- **Work to be completed**
Search the material for the word "Daily" and copy each line that holds it.

- **Provided data**

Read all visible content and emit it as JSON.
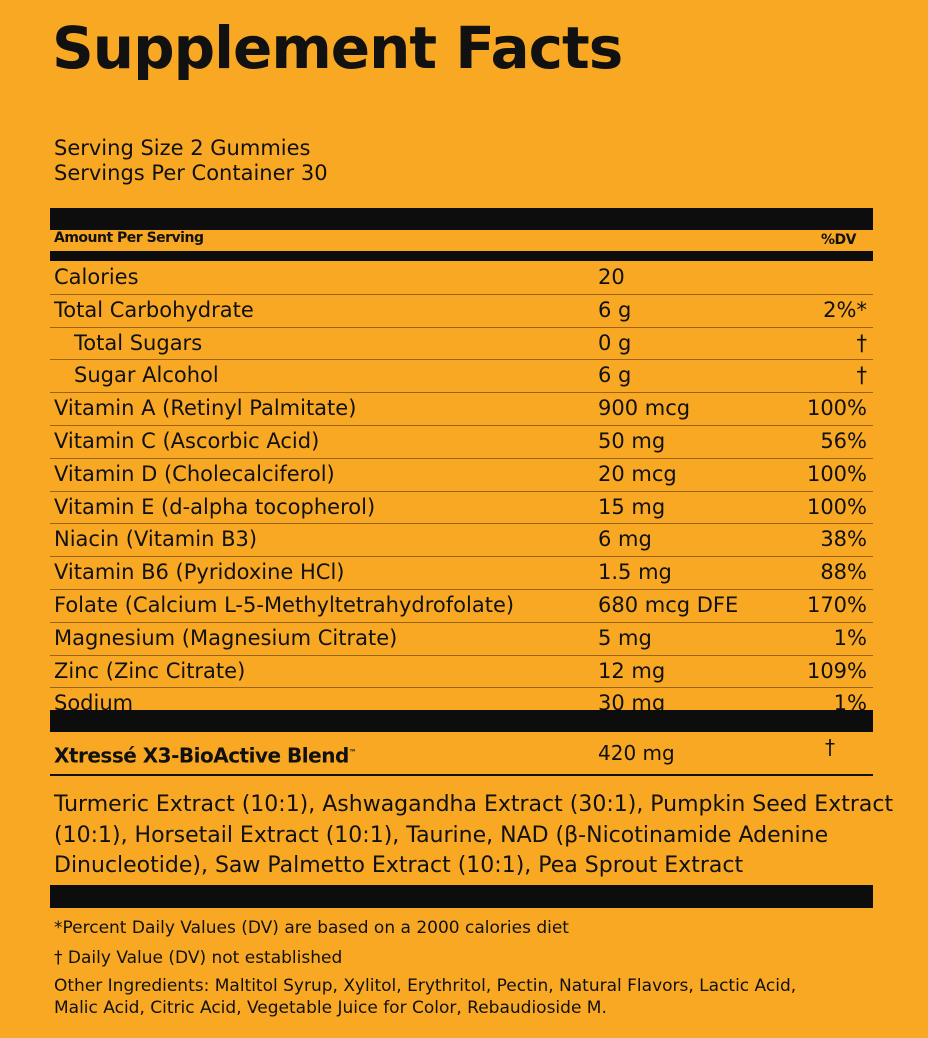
{
  "title": "Supplement Facts",
  "serving_size": "Serving Size 2 Gummies",
  "servings_per_container": "Servings Per Container 30",
  "header": {
    "amount_per_serving": "Amount Per Serving",
    "dv": "%DV"
  },
  "rows": [
    {
      "name": "Calories",
      "amount": "20",
      "dv": ""
    },
    {
      "name": "Total Carbohydrate",
      "amount": "6 g",
      "dv": "2%*"
    },
    {
      "name": "Total Sugars",
      "amount": "0 g",
      "dv": "†"
    },
    {
      "name": "Sugar Alcohol",
      "amount": "6 g",
      "dv": "†"
    },
    {
      "name": "Vitamin A (Retinyl Palmitate)",
      "amount": "900 mcg",
      "dv": "100%"
    },
    {
      "name": "Vitamin C (Ascorbic Acid)",
      "amount": "50 mg",
      "dv": "56%"
    },
    {
      "name": "Vitamin D (Cholecalciferol)",
      "amount": "20 mcg",
      "dv": "100%"
    },
    {
      "name": "Vitamin E (d-alpha tocopherol)",
      "amount": "15 mg",
      "dv": "100%"
    },
    {
      "name": "Niacin (Vitamin B3)",
      "amount": "6 mg",
      "dv": "38%"
    },
    {
      "name": "Vitamin B6 (Pyridoxine HCl)",
      "amount": "1.5 mg",
      "dv": "88%"
    },
    {
      "name": "Folate (Calcium L-5-Methyltetrahydrofolate)",
      "amount": "680 mcg DFE",
      "dv": "170%"
    },
    {
      "name": "Magnesium (Magnesium Citrate)",
      "amount": "5 mg",
      "dv": "1%"
    },
    {
      "name": "Zinc (Zinc Citrate)",
      "amount": "12 mg",
      "dv": "109%"
    },
    {
      "name": "Sodium",
      "amount": "30 mg",
      "dv": "1%"
    }
  ],
  "blend": {
    "name": "Xtressé X3-BioActive Blend",
    "tm": "™",
    "amount": "420 mg",
    "dv": "†"
  },
  "blend_ingredients": "Turmeric Extract (10:1), Ashwagandha Extract (30:1), Pumpkin Seed Extract (10:1), Horsetail Extract (10:1), Taurine, NAD (β-Nicotinamide Adenine Dinucleotide), Saw Palmetto Extract (10:1), Pea Sprout Extract",
  "footnotes": {
    "percent_dv": "*Percent Daily Values (DV) are based on a 2000 calories diet",
    "dagger": "† Daily Value (DV) not established",
    "other_ingredients": "Other Ingredients: Maltitol Syrup, Xylitol, Erythritol, Pectin, Natural Flavors, Lactic Acid, Malic Acid, Citric Acid, Vegetable Juice for Color, Rebaudioside M."
  }
}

- **Written response**
    "percent_dv": "*Percent Daily Values (DV) are based on a 2000 calories diet",
    "dagger": "† Daily Value (DV) not established",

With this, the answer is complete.